Data entries:
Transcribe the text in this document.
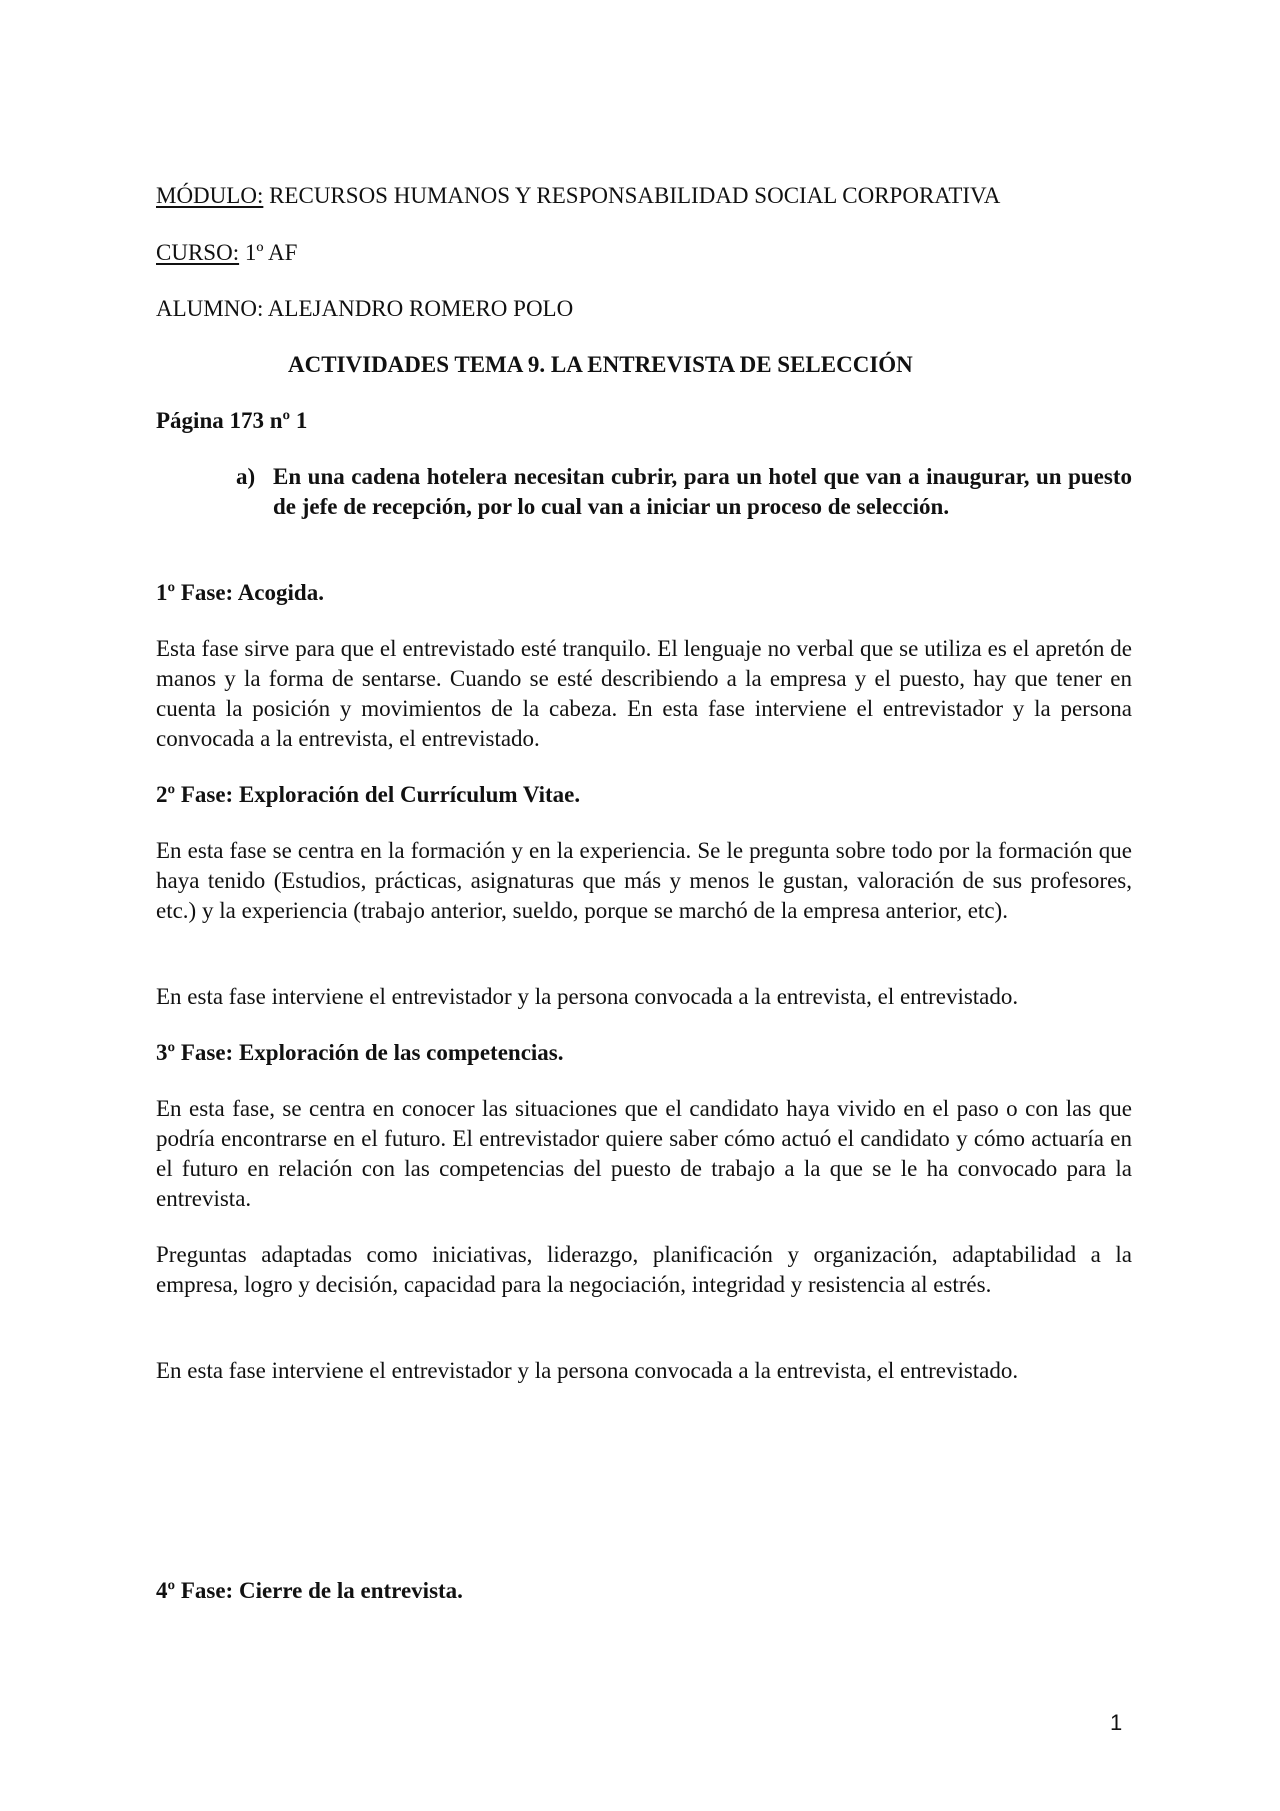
MÓDULO: RECURSOS HUMANOS Y RESPONSABILIDAD SOCIAL CORPORATIVA
CURSO: 1º AF
ALUMNO: ALEJANDRO ROMERO POLO
ACTIVIDADES TEMA 9. LA ENTREVISTA DE SELECCIÓN
Página 173 nº 1
a) En una cadena hotelera necesitan cubrir, para un hotel que van a inaugurar, un puesto de jefe de recepción, por lo cual van a iniciar un proceso de selección.
1º Fase: Acogida.

Esta fase sirve para que el entrevistado esté tranquilo. El lenguaje no verbal que se utiliza es el apretón de manos y la forma de sentarse. Cuando se esté describiendo a la empresa y el puesto, hay que tener en cuenta la posición y movimientos de la cabeza. En esta fase interviene el entrevistador y la persona convocada a la entrevista, el entrevistado.

2º Fase: Exploración del Currículum Vitae.

En esta fase se centra en la formación y en la experiencia. Se le pregunta sobre todo por la formación que haya tenido (Estudios, prácticas, asignaturas que más y menos le gustan, valoración de sus profesores, etc.) y la experiencia (trabajo anterior, sueldo, porque se marchó de la empresa anterior, etc).

En esta fase interviene el entrevistador y la persona convocada a la entrevista, el entrevistado.

3º Fase: Exploración de las competencias.

En esta fase, se centra en conocer las situaciones que el candidato haya vivido en el paso o con las que podría encontrarse en el futuro. El entrevistador quiere saber cómo actuó el candidato y cómo actuaría en el futuro en relación con las competencias del puesto de trabajo a la que se le ha convocado para la entrevista.

Preguntas adaptadas como iniciativas, liderazgo, planificación y organización, adaptabilidad a la empresa, logro y decisión, capacidad para la negociación, integridad y resistencia al estrés.

En esta fase interviene el entrevistador y la persona convocada a la entrevista, el entrevistado.

4º Fase: Cierre de la entrevista.
1
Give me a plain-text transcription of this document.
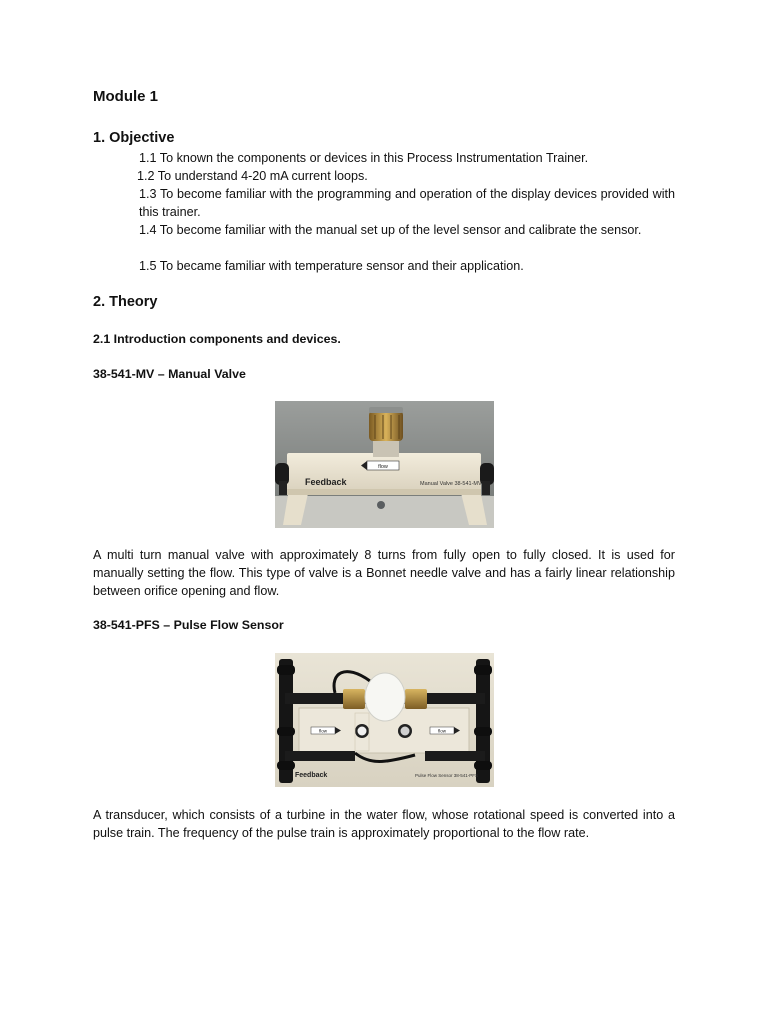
Module 1
1. Objective
1.1 To known the components or devices in this Process Instrumentation Trainer.
1.2 To understand 4-20 mA current loops.
1.3 To become familiar with the programming and operation of the display devices provided with this trainer.
1.4 To become familiar with the manual set up of the level sensor and calibrate the sensor.
1.5 To became familiar with temperature sensor and their application.
2. Theory
2.1 Introduction components and devices.
38-541-MV – Manual Valve
flow
Feedback	Manual Valve 38-541-MV
A multi turn manual valve with approximately 8 turns from fully open to fully closed. It is used for manually setting the flow. This type of valve is a Bonnet needle valve and has a fairly linear relationship between orifice opening and flow.
38-541-PFS – Pulse Flow Sensor
flow	flow
Feedback	Pulse Flow Sensor 38-541-PFS
A transducer, which consists of a turbine in the water flow, whose rotational speed is converted into a pulse train. The frequency of the pulse train is approximately proportional to the flow rate.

Task prompt:
Scan the listing above for the word "trabajo" and show each line where it is found.

Exercise response:
En esta fase se centra en la formación y en la experiencia. Se le pregunta sobre todo por la formación que haya tenido (Estudios, prácticas, asignaturas que más y menos le gustan, valoración de sus profesores, etc.) y la experiencia (trabajo anterior, sueldo, porque se marchó de la empresa anterior, etc).
En esta fase, se centra en conocer las situaciones que el candidato haya vivido en el paso o con las que podría encontrarse en el futuro. El entrevistador quiere saber cómo actuó el candidato y cómo actuaría en el futuro en relación con las competencias del puesto de trabajo a la que se le ha convocado para la entrevista.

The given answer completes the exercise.